_Aim of the exercise_
Copy each entry as it stands, leaving nothing out.
━━━━━━
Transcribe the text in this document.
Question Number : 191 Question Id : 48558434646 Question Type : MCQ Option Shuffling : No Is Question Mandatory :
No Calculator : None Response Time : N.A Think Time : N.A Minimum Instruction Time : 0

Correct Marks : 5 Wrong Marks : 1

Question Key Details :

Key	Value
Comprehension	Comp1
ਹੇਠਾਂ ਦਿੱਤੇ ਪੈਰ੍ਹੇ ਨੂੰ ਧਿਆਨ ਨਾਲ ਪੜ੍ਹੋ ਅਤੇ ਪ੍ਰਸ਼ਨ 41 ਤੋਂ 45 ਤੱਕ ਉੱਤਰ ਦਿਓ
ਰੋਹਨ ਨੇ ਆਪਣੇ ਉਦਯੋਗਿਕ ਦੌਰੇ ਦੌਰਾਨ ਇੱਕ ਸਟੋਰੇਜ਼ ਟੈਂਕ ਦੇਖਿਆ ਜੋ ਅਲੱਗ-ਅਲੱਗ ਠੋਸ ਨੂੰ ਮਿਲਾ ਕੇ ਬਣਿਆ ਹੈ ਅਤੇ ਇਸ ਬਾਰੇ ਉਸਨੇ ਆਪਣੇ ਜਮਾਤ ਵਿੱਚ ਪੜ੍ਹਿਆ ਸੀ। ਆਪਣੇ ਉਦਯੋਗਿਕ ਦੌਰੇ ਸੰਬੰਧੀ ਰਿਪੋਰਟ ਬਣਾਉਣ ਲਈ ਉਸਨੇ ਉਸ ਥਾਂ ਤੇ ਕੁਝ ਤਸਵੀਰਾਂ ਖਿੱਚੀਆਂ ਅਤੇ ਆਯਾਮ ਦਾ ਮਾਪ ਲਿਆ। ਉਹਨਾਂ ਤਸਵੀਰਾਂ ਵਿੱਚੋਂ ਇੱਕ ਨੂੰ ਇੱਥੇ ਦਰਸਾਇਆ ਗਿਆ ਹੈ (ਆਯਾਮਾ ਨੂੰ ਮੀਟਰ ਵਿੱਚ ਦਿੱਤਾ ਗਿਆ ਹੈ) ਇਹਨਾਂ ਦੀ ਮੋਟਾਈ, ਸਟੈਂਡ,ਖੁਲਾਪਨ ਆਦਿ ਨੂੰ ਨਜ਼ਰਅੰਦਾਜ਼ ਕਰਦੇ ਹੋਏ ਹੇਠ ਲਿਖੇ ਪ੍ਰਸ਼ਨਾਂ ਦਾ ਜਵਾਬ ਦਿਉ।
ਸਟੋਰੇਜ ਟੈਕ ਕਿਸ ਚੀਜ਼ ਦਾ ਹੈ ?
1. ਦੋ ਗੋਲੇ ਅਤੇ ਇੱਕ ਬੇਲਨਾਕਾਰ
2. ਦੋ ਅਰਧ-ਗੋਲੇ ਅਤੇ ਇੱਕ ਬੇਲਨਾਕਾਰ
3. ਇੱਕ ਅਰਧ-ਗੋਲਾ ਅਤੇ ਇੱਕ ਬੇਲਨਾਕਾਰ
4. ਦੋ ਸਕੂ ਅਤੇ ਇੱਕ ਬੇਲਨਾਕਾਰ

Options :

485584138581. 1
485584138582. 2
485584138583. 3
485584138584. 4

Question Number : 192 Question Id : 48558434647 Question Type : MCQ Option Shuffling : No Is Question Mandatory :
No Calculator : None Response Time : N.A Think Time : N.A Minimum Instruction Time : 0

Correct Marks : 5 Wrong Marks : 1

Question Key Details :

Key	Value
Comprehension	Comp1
━━━━━━
_The response_
Transcribe the text in this document.
Question Number : 191 Question Id : 48558434646 Question Type : MCQ Option Shuffling : No Is Question Mandatory :
No Calculator : None Response Time : N.A Think Time : N.A Minimum Instruction Time : 0

Correct Marks : 5 Wrong Marks : 1

Question Key Details :

Key	Value
Comprehension	Comp1
ਹੇਠਾਂ ਦਿੱਤੇ ਪੈਰ੍ਹੇ ਨੂੰ ਧਿਆਨ ਨਾਲ ਪੜ੍ਹੋ ਅਤੇ ਪ੍ਰਸ਼ਨ 41 ਤੋਂ 45 ਤੱਕ ਉੱਤਰ ਦਿਓ
ਰੋਹਨ ਨੇ ਆਪਣੇ ਉਦਯੋਗਿਕ ਦੌਰੇ ਦੌਰਾਨ ਇੱਕ ਸਟੋਰੇਜ਼ ਟੈਂਕ ਦੇਖਿਆ ਜੋ ਅਲੱਗ-ਅਲੱਗ ਠੋਸ ਨੂੰ ਮਿਲਾ ਕੇ ਬਣਿਆ ਹੈ ਅਤੇ ਇਸ ਬਾਰੇ ਉਸਨੇ ਆਪਣੇ ਜਮਾਤ ਵਿੱਚ ਪੜ੍ਹਿਆ ਸੀ। ਆਪਣੇ ਉਦਯੋਗਿਕ ਦੌਰੇ ਸੰਬੰਧੀ ਰਿਪੋਰਟ ਬਣਾਉਣ ਲਈ ਉਸਨੇ ਉਸ ਥਾਂ ਤੇ ਕੁਝ ਤਸਵੀਰਾਂ ਖਿੱਚੀਆਂ ਅਤੇ ਆਯਾਮ ਦਾ ਮਾਪ ਲਿਆ। ਉਹਨਾਂ ਤਸਵੀਰਾਂ ਵਿੱਚੋਂ ਇੱਕ ਨੂੰ ਇੱਥੇ ਦਰਸਾਇਆ ਗਿਆ ਹੈ (ਆਯਾਮਾ ਨੂੰ ਮੀਟਰ ਵਿੱਚ ਦਿੱਤਾ ਗਿਆ ਹੈ) ਇਹਨਾਂ ਦੀ ਮੋਟਾਈ, ਸਟੈਂਡ,ਖੁਲਾਪਨ ਆਦਿ ਨੂੰ ਨਜ਼ਰਅੰਦਾਜ਼ ਕਰਦੇ ਹੋਏ ਹੇਠ ਲਿਖੇ ਪ੍ਰਸ਼ਨਾਂ ਦਾ ਜਵਾਬ ਦਿਉ।
ਸਟੋਰੇਜ ਟੈਕ ਕਿਸ ਚੀਜ਼ ਦਾ ਹੈ ?
1. ਦੋ ਗੋਲੇ ਅਤੇ ਇੱਕ ਬੇਲਨਾਕਾਰ
2. ਦੋ ਅਰਧ-ਗੋਲੇ ਅਤੇ ਇੱਕ ਬੇਲਨਾਕਾਰ
3. ਇੱਕ ਅਰਧ-ਗੋਲਾ ਅਤੇ ਇੱਕ ਬੇਲਨਾਕਾਰ
4. ਦੋ ਸਕੂ ਅਤੇ ਇੱਕ ਬੇਲਨਾਕਾਰ

Options :

485584138581. 1
485584138582. 2
485584138583. 3
485584138584. 4

Question Number : 192 Question Id : 48558434647 Question Type : MCQ Option Shuffling : No Is Question Mandatory :
No Calculator : None Response Time : N.A Think Time : N.A Minimum Instruction Time : 0

Correct Marks : 5 Wrong Marks : 1

Question Key Details :

Key	Value
Comprehension	Comp1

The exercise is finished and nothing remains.